* **Problem statement**
Count how many lines hold the string "name", and give only that number.

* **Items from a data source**
↓

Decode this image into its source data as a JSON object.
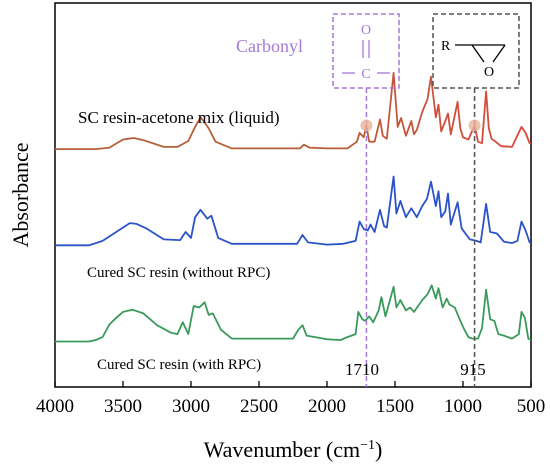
{
  "chart_data": {
    "type": "line",
    "xlabel": "Wavenumber (cm",
    "xlabel_sup": "−1",
    "xlabel_close": ")",
    "ylabel": "Absorbance",
    "xlim": [
      4000,
      500
    ],
    "x_ticks": [
      "4000",
      "3500",
      "3000",
      "2500",
      "2000",
      "1500",
      "1000",
      "500"
    ],
    "grid": false,
    "series": [
      {
        "name": "SC resin-acetone mix (liquid)",
        "color": "#b45f3a",
        "color_end": "#e0463b",
        "offset": 2.6,
        "points": [
          [
            4000,
            0.02
          ],
          [
            3700,
            0.02
          ],
          [
            3600,
            0.04
          ],
          [
            3500,
            0.15
          ],
          [
            3420,
            0.17
          ],
          [
            3350,
            0.14
          ],
          [
            3200,
            0.05
          ],
          [
            3100,
            0.05
          ],
          [
            3020,
            0.13
          ],
          [
            2970,
            0.32
          ],
          [
            2930,
            0.45
          ],
          [
            2900,
            0.38
          ],
          [
            2870,
            0.3
          ],
          [
            2820,
            0.12
          ],
          [
            2700,
            0.03
          ],
          [
            2200,
            0.03
          ],
          [
            2170,
            0.08
          ],
          [
            2130,
            0.04
          ],
          [
            2000,
            0.03
          ],
          [
            1850,
            0.03
          ],
          [
            1780,
            0.12
          ],
          [
            1760,
            0.24
          ],
          [
            1730,
            0.18
          ],
          [
            1710,
            0.34
          ],
          [
            1690,
            0.12
          ],
          [
            1650,
            0.12
          ],
          [
            1610,
            0.42
          ],
          [
            1590,
            0.2
          ],
          [
            1560,
            0.16
          ],
          [
            1510,
            1.05
          ],
          [
            1480,
            0.32
          ],
          [
            1455,
            0.44
          ],
          [
            1420,
            0.2
          ],
          [
            1380,
            0.4
          ],
          [
            1360,
            0.22
          ],
          [
            1340,
            0.28
          ],
          [
            1300,
            0.52
          ],
          [
            1260,
            0.7
          ],
          [
            1235,
            1.0
          ],
          [
            1200,
            0.45
          ],
          [
            1180,
            0.62
          ],
          [
            1160,
            0.26
          ],
          [
            1130,
            0.4
          ],
          [
            1110,
            0.5
          ],
          [
            1090,
            0.22
          ],
          [
            1040,
            0.66
          ],
          [
            1020,
            0.3
          ],
          [
            1000,
            0.18
          ],
          [
            960,
            0.15
          ],
          [
            915,
            0.34
          ],
          [
            890,
            0.12
          ],
          [
            860,
            0.1
          ],
          [
            830,
            0.8
          ],
          [
            810,
            0.3
          ],
          [
            790,
            0.16
          ],
          [
            760,
            0.12
          ],
          [
            720,
            0.06
          ],
          [
            640,
            0.05
          ],
          [
            570,
            0.32
          ],
          [
            540,
            0.24
          ],
          [
            510,
            0.1
          ],
          [
            500,
            0.1
          ]
        ]
      },
      {
        "name": "Cured SC resin (without RPC)",
        "color": "#2b53c9",
        "offset": 1.3,
        "points": [
          [
            4000,
            0.02
          ],
          [
            3750,
            0.02
          ],
          [
            3650,
            0.08
          ],
          [
            3550,
            0.2
          ],
          [
            3450,
            0.32
          ],
          [
            3400,
            0.31
          ],
          [
            3330,
            0.25
          ],
          [
            3200,
            0.1
          ],
          [
            3080,
            0.09
          ],
          [
            3040,
            0.2
          ],
          [
            3000,
            0.12
          ],
          [
            2970,
            0.4
          ],
          [
            2930,
            0.5
          ],
          [
            2880,
            0.38
          ],
          [
            2850,
            0.42
          ],
          [
            2800,
            0.12
          ],
          [
            2700,
            0.04
          ],
          [
            2220,
            0.04
          ],
          [
            2180,
            0.16
          ],
          [
            2140,
            0.06
          ],
          [
            2000,
            0.03
          ],
          [
            1880,
            0.04
          ],
          [
            1790,
            0.08
          ],
          [
            1760,
            0.34
          ],
          [
            1730,
            0.24
          ],
          [
            1700,
            0.22
          ],
          [
            1680,
            0.3
          ],
          [
            1650,
            0.2
          ],
          [
            1610,
            0.5
          ],
          [
            1580,
            0.28
          ],
          [
            1560,
            0.26
          ],
          [
            1510,
            0.95
          ],
          [
            1490,
            0.45
          ],
          [
            1460,
            0.62
          ],
          [
            1420,
            0.4
          ],
          [
            1380,
            0.52
          ],
          [
            1340,
            0.4
          ],
          [
            1300,
            0.55
          ],
          [
            1265,
            0.65
          ],
          [
            1235,
            0.88
          ],
          [
            1200,
            0.55
          ],
          [
            1180,
            0.75
          ],
          [
            1160,
            0.4
          ],
          [
            1130,
            0.48
          ],
          [
            1110,
            0.72
          ],
          [
            1090,
            0.3
          ],
          [
            1040,
            0.6
          ],
          [
            1010,
            0.25
          ],
          [
            950,
            0.1
          ],
          [
            900,
            0.08
          ],
          [
            870,
            0.06
          ],
          [
            830,
            0.58
          ],
          [
            800,
            0.2
          ],
          [
            750,
            0.18
          ],
          [
            700,
            0.07
          ],
          [
            640,
            0.05
          ],
          [
            600,
            0.08
          ],
          [
            570,
            0.34
          ],
          [
            540,
            0.22
          ],
          [
            510,
            0.06
          ],
          [
            500,
            0.06
          ]
        ]
      },
      {
        "name": "Cured SC resin (with RPC)",
        "color": "#3a9a5c",
        "offset": 0.0,
        "points": [
          [
            4000,
            0.02
          ],
          [
            3750,
            0.02
          ],
          [
            3700,
            0.04
          ],
          [
            3650,
            0.08
          ],
          [
            3600,
            0.25
          ],
          [
            3550,
            0.34
          ],
          [
            3500,
            0.42
          ],
          [
            3430,
            0.45
          ],
          [
            3350,
            0.4
          ],
          [
            3250,
            0.24
          ],
          [
            3150,
            0.14
          ],
          [
            3100,
            0.12
          ],
          [
            3060,
            0.28
          ],
          [
            3020,
            0.12
          ],
          [
            2980,
            0.5
          ],
          [
            2940,
            0.48
          ],
          [
            2900,
            0.55
          ],
          [
            2870,
            0.38
          ],
          [
            2840,
            0.4
          ],
          [
            2780,
            0.18
          ],
          [
            2700,
            0.06
          ],
          [
            2250,
            0.06
          ],
          [
            2210,
            0.18
          ],
          [
            2180,
            0.24
          ],
          [
            2150,
            0.1
          ],
          [
            2000,
            0.05
          ],
          [
            1900,
            0.04
          ],
          [
            1850,
            0.08
          ],
          [
            1790,
            0.12
          ],
          [
            1770,
            0.42
          ],
          [
            1740,
            0.32
          ],
          [
            1720,
            0.3
          ],
          [
            1690,
            0.36
          ],
          [
            1660,
            0.28
          ],
          [
            1620,
            0.44
          ],
          [
            1600,
            0.62
          ],
          [
            1570,
            0.36
          ],
          [
            1510,
            0.76
          ],
          [
            1490,
            0.48
          ],
          [
            1460,
            0.58
          ],
          [
            1420,
            0.44
          ],
          [
            1390,
            0.48
          ],
          [
            1360,
            0.42
          ],
          [
            1300,
            0.58
          ],
          [
            1260,
            0.66
          ],
          [
            1230,
            0.78
          ],
          [
            1200,
            0.6
          ],
          [
            1180,
            0.74
          ],
          [
            1150,
            0.48
          ],
          [
            1120,
            0.6
          ],
          [
            1100,
            0.52
          ],
          [
            1060,
            0.48
          ],
          [
            1020,
            0.3
          ],
          [
            990,
            0.18
          ],
          [
            960,
            0.08
          ],
          [
            930,
            0.06
          ],
          [
            890,
            0.06
          ],
          [
            860,
            0.2
          ],
          [
            830,
            0.72
          ],
          [
            800,
            0.32
          ],
          [
            770,
            0.3
          ],
          [
            740,
            0.12
          ],
          [
            700,
            0.1
          ],
          [
            640,
            0.06
          ],
          [
            590,
            0.12
          ],
          [
            570,
            0.42
          ],
          [
            545,
            0.34
          ],
          [
            520,
            0.06
          ],
          [
            500,
            0.04
          ]
        ]
      }
    ],
    "annotations": {
      "carbonyl_title": "Carbonyl",
      "carbonyl_struct_o": "O",
      "carbonyl_struct_c": "C",
      "epoxy_struct_r": "R",
      "epoxy_struct_o": "O",
      "peak_1710": "1710",
      "peak_915": "915",
      "carbonyl_color": "#a37ad8",
      "epoxy_color": "#555555",
      "marker_color": "#e8b39a"
    }
  }
}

↑

* **The response**
3